◆ **DESCRIPTION OF THE TASK**:
For every line in the data below, check for the word "more", then state how many lines have it. Answer with the number only.

---------------

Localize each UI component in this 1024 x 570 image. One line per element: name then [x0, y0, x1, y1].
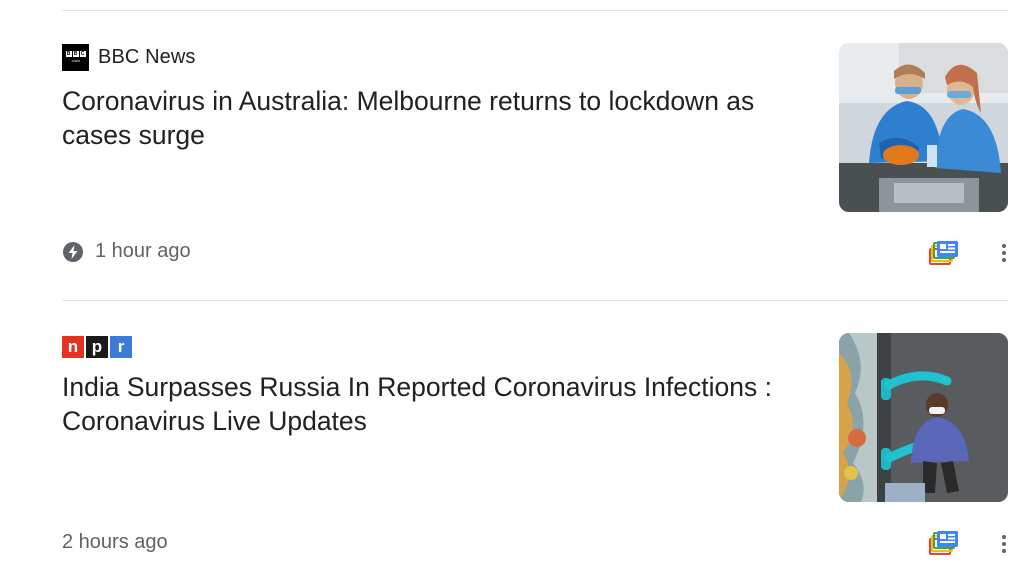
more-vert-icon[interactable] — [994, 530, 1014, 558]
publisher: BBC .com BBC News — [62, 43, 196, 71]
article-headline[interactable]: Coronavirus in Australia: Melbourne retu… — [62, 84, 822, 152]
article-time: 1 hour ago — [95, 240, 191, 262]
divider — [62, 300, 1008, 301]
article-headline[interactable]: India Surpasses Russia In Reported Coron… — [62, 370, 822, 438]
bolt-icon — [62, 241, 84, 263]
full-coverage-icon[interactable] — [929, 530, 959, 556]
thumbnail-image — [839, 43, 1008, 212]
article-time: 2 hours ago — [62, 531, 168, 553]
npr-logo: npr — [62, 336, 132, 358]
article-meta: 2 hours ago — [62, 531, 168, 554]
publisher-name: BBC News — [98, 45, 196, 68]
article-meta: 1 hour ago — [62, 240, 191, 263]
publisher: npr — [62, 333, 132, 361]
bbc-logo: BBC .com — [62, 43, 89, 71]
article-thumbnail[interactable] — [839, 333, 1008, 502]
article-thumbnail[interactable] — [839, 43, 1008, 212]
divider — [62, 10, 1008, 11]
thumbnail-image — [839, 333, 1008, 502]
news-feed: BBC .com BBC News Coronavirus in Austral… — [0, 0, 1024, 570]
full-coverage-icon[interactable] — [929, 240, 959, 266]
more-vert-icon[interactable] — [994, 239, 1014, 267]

---------------

◆ **SOLUTION TO THIS EXERCISE**:
2